Give the material again in full, matching it exactly.

[Lines of data]
************

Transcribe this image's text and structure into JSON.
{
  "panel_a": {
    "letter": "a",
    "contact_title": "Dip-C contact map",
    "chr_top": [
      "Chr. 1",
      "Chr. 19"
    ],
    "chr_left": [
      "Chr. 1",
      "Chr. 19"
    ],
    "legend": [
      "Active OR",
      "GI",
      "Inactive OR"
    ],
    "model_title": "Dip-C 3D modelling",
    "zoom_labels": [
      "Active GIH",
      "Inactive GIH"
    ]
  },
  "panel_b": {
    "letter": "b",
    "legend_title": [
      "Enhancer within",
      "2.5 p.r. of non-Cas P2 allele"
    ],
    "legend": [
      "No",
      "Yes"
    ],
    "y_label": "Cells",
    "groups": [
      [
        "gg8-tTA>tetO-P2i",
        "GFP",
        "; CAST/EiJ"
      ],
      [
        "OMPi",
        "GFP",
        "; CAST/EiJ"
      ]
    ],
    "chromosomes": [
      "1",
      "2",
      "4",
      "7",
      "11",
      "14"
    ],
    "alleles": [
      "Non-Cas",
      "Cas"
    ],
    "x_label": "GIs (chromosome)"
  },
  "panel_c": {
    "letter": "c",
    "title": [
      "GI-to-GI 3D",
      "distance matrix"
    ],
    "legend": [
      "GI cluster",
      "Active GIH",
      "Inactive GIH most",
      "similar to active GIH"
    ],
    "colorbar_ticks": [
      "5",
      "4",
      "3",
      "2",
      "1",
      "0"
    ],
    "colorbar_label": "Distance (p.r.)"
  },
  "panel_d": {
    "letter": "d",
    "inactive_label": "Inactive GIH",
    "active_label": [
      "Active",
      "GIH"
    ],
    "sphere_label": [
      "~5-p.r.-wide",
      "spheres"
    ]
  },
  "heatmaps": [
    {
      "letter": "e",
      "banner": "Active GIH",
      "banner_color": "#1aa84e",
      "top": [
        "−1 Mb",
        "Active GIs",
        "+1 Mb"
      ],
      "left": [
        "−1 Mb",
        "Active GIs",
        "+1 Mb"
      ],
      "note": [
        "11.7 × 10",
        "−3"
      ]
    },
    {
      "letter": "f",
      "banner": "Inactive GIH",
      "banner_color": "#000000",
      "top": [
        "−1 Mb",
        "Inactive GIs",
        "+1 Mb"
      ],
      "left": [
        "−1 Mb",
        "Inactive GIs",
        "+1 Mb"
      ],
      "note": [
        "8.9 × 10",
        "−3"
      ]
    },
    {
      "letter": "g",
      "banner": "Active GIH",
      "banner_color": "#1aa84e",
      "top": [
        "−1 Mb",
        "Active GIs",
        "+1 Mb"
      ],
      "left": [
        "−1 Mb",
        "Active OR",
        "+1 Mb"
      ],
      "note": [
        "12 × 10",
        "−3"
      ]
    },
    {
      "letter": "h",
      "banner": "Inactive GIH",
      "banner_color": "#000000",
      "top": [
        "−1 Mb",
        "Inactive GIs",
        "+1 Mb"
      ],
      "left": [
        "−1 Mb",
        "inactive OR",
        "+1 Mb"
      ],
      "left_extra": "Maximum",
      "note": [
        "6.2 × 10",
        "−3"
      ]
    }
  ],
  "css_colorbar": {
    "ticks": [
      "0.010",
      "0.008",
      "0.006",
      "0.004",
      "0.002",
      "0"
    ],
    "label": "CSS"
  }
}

************

» **Result of this task**
Transcribe this image's text and structure into JSON.
{
  "panel_a": {
    "letter": "a",
    "contact_title": "Dip-C contact map",
    "chr_top": [
      "Chr. 1",
      "Chr. 19"
    ],
    "chr_left": [
      "Chr. 1",
      "Chr. 19"
    ],
    "legend": [
      "Active OR",
      "GI",
      "Inactive OR"
    ],
    "model_title": "Dip-C 3D modelling",
    "zoom_labels": [
      "Active GIH",
      "Inactive GIH"
    ]
  },
  "panel_b": {
    "letter": "b",
    "legend_title": [
      "Enhancer within",
      "2.5 p.r. of non-Cas P2 allele"
    ],
    "legend": [
      "No",
      "Yes"
    ],
    "y_label": "Cells",
    "groups": [
      [
        "gg8-tTA>tetO-P2i",
        "GFP",
        "; CAST/EiJ"
      ],
      [
        "OMPi",
        "GFP",
        "; CAST/EiJ"
      ]
    ],
    "chromosomes": [
      "1",
      "2",
      "4",
      "7",
      "11",
      "14"
    ],
    "alleles": [
      "Non-Cas",
      "Cas"
    ],
    "x_label": "GIs (chromosome)"
  },
  "panel_c": {
    "letter": "c",
    "title": [
      "GI-to-GI 3D",
      "distance matrix"
    ],
    "legend": [
      "GI cluster",
      "Active GIH",
      "Inactive GIH most",
      "similar to active GIH"
    ],
    "colorbar_ticks": [
      "5",
      "4",
      "3",
      "2",
      "1",
      "0"
    ],
    "colorbar_label": "Distance (p.r.)"
  },
  "panel_d": {
    "letter": "d",
    "inactive_label": "Inactive GIH",
    "active_label": [
      "Active",
      "GIH"
    ],
    "sphere_label": [
      "~5-p.r.-wide",
      "spheres"
    ]
  },
  "heatmaps": [
    {
      "letter": "e",
      "banner": "Active GIH",
      "banner_color": "#1aa84e",
      "top": [
        "−1 Mb",
        "Active GIs",
        "+1 Mb"
      ],
      "left": [
        "−1 Mb",
        "Active GIs",
        "+1 Mb"
      ],
      "note": [
        "11.7 × 10",
        "−3"
      ]
    },
    {
      "letter": "f",
      "banner": "Inactive GIH",
      "banner_color": "#000000",
      "top": [
        "−1 Mb",
        "Inactive GIs",
        "+1 Mb"
      ],
      "left": [
        "−1 Mb",
        "Inactive GIs",
        "+1 Mb"
      ],
      "note": [
        "8.9 × 10",
        "−3"
      ]
    },
    {
      "letter": "g",
      "banner": "Active GIH",
      "banner_color": "#1aa84e",
      "top": [
        "−1 Mb",
        "Active GIs",
        "+1 Mb"
      ],
      "left": [
        "−1 Mb",
        "Active OR",
        "+1 Mb"
      ],
      "note": [
        "12 × 10",
        "−3"
      ]
    },
    {
      "letter": "h",
      "banner": "Inactive GIH",
      "banner_color": "#000000",
      "top": [
        "−1 Mb",
        "Inactive GIs",
        "+1 Mb"
      ],
      "left": [
        "−1 Mb",
        "inactive OR",
        "+1 Mb"
      ],
      "left_extra": "Maximum",
      "note": [
        "6.2 × 10",
        "−3"
      ]
    }
  ],
  "css_colorbar": {
    "ticks": [
      "0.010",
      "0.008",
      "0.006",
      "0.004",
      "0.002",
      "0"
    ],
    "label": "CSS"
  }
}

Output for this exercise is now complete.